■ **AIM**
Output every entry exactly as written, skipping any pictures.

■ **SOURCE MATERIAL**
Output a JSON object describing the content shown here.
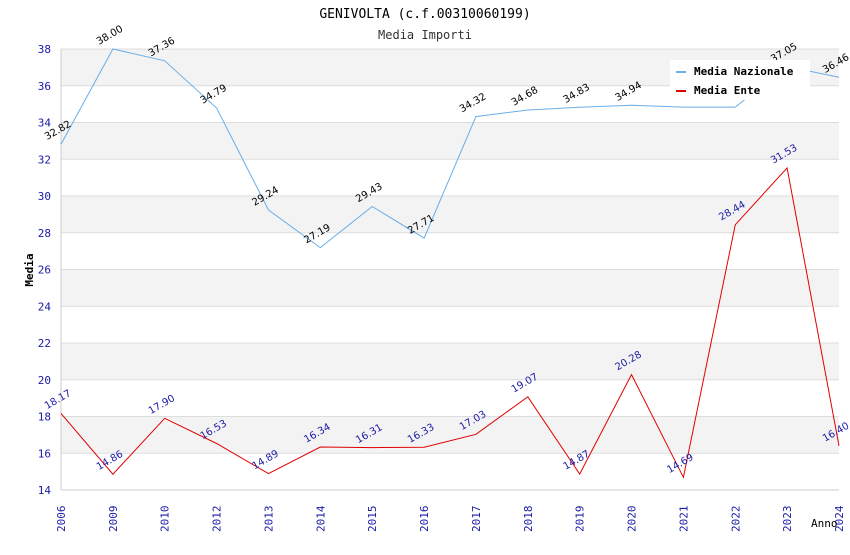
{
  "chart_data": {
    "type": "line",
    "title": "GENIVOLTA (c.f.00310060199)",
    "subtitle": "Media Importi",
    "xlabel": "Anno",
    "ylabel": "Media",
    "ylim": [
      14,
      38
    ],
    "yticks": [
      14,
      16,
      18,
      20,
      22,
      24,
      26,
      28,
      30,
      32,
      34,
      36,
      38
    ],
    "categories": [
      "2006",
      "2009",
      "2010",
      "2012",
      "2013",
      "2014",
      "2015",
      "2016",
      "2017",
      "2018",
      "2019",
      "2020",
      "2021",
      "2022",
      "2023",
      "2024"
    ],
    "legend_position": "top-right",
    "series": [
      {
        "name": "Media Nazionale",
        "color": "#6aaee8",
        "label_color": "#000000",
        "values": [
          32.82,
          38.0,
          37.36,
          34.79,
          29.24,
          27.19,
          29.43,
          27.71,
          34.32,
          34.68,
          34.83,
          34.94,
          34.84,
          34.84,
          37.05,
          36.46
        ],
        "labels": [
          "32.82",
          "38.00",
          "37.36",
          "34.79",
          "29.24",
          "27.19",
          "29.43",
          "27.71",
          "34.32",
          "34.68",
          "34.83",
          "34.94",
          "",
          "",
          "37.05",
          "36.46"
        ]
      },
      {
        "name": "Media Ente",
        "color": "#e00000",
        "label_color": "#1a1aa6",
        "values": [
          18.17,
          14.86,
          17.9,
          16.53,
          14.89,
          16.34,
          16.31,
          16.33,
          17.03,
          19.07,
          14.87,
          20.28,
          14.69,
          28.44,
          31.53,
          16.4
        ],
        "labels": [
          "18.17",
          "14.86",
          "17.90",
          "16.53",
          "14.89",
          "16.34",
          "16.31",
          "16.33",
          "17.03",
          "19.07",
          "14.87",
          "20.28",
          "14.69",
          "28.44",
          "31.53",
          "16.40"
        ]
      }
    ]
  }
}
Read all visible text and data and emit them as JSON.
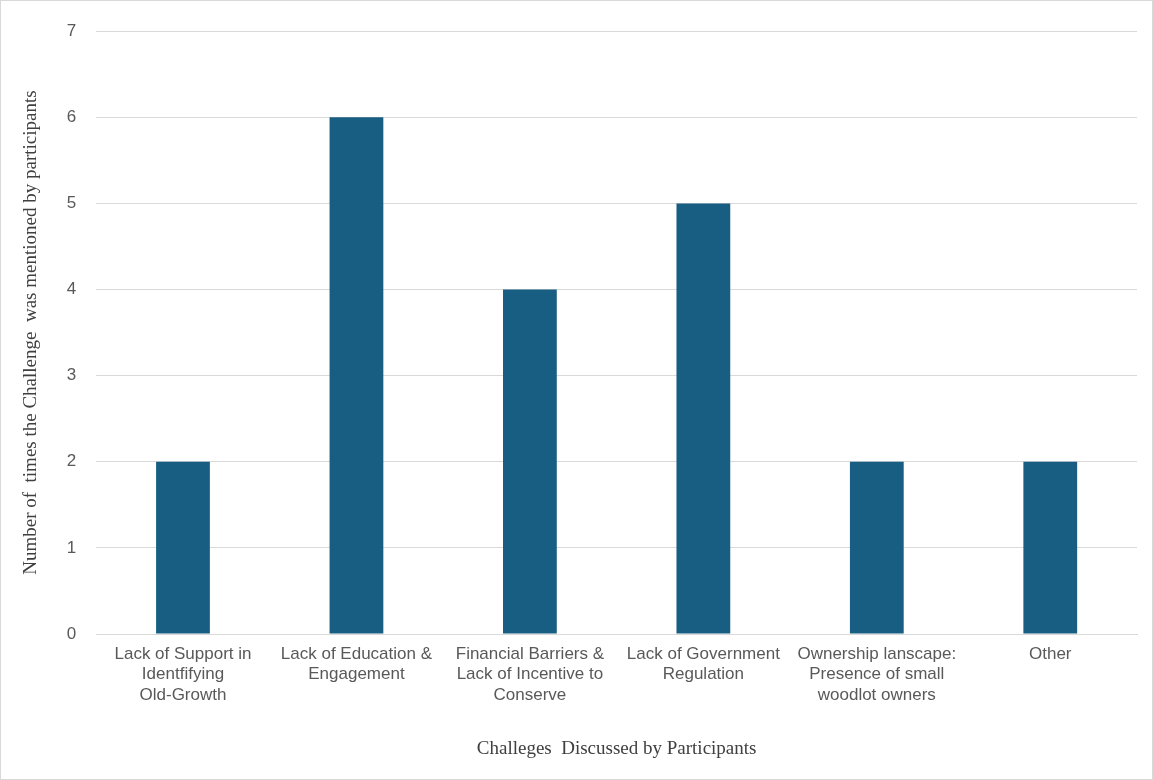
{
  "chart_data": {
    "type": "bar",
    "categories": [
      "Lack of Support in Identfifying Old-Growth",
      "Lack of Education & Engagement",
      "Financial Barriers & Lack of Incentive to Conserve",
      "Lack of Government Regulation",
      "Ownership lanscape: Presence of small woodlot owners",
      "Other"
    ],
    "values": [
      2,
      6,
      4,
      5,
      2,
      2
    ],
    "color": "#175e82",
    "xlabel": "Challeges  Discussed by Participants",
    "ylabel": "Number of  times the Challenge  was mentioned by participants",
    "ylim": [
      0,
      7
    ],
    "yticks": [
      0,
      1,
      2,
      3,
      4,
      5,
      6,
      7
    ],
    "grid": "y",
    "legend": false
  }
}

■ **COMPLETED TASK**
Output a JSON object describing the content shown here.
{
  "chart_data": {
    "type": "line",
    "title": "GENIVOLTA (c.f.00310060199)",
    "subtitle": "Media Importi",
    "xlabel": "Anno",
    "ylabel": "Media",
    "ylim": [
      14,
      38
    ],
    "yticks": [
      14,
      16,
      18,
      20,
      22,
      24,
      26,
      28,
      30,
      32,
      34,
      36,
      38
    ],
    "categories": [
      "2006",
      "2009",
      "2010",
      "2012",
      "2013",
      "2014",
      "2015",
      "2016",
      "2017",
      "2018",
      "2019",
      "2020",
      "2021",
      "2022",
      "2023",
      "2024"
    ],
    "legend_position": "top-right",
    "series": [
      {
        "name": "Media Nazionale",
        "color": "#6aaee8",
        "label_color": "#000000",
        "values": [
          32.82,
          38.0,
          37.36,
          34.79,
          29.24,
          27.19,
          29.43,
          27.71,
          34.32,
          34.68,
          34.83,
          34.94,
          34.84,
          34.84,
          37.05,
          36.46
        ],
        "labels": [
          "32.82",
          "38.00",
          "37.36",
          "34.79",
          "29.24",
          "27.19",
          "29.43",
          "27.71",
          "34.32",
          "34.68",
          "34.83",
          "34.94",
          "",
          "",
          "37.05",
          "36.46"
        ]
      },
      {
        "name": "Media Ente",
        "color": "#e00000",
        "label_color": "#1a1aa6",
        "values": [
          18.17,
          14.86,
          17.9,
          16.53,
          14.89,
          16.34,
          16.31,
          16.33,
          17.03,
          19.07,
          14.87,
          20.28,
          14.69,
          28.44,
          31.53,
          16.4
        ],
        "labels": [
          "18.17",
          "14.86",
          "17.90",
          "16.53",
          "14.89",
          "16.34",
          "16.31",
          "16.33",
          "17.03",
          "19.07",
          "14.87",
          "20.28",
          "14.69",
          "28.44",
          "31.53",
          "16.40"
        ]
      }
    ]
  }
}
Read all visible text and data and emit them as JSON.
{
  "chart_data": {
    "type": "bar",
    "categories": [
      "Lack of Support in Identfifying Old-Growth",
      "Lack of Education & Engagement",
      "Financial Barriers & Lack of Incentive to Conserve",
      "Lack of Government Regulation",
      "Ownership lanscape: Presence of small woodlot owners",
      "Other"
    ],
    "values": [
      2,
      6,
      4,
      5,
      2,
      2
    ],
    "color": "#175e82",
    "xlabel": "Challeges  Discussed by Participants",
    "ylabel": "Number of  times the Challenge  was mentioned by participants",
    "ylim": [
      0,
      7
    ],
    "yticks": [
      0,
      1,
      2,
      3,
      4,
      5,
      6,
      7
    ],
    "grid": "y",
    "legend": false
  }
}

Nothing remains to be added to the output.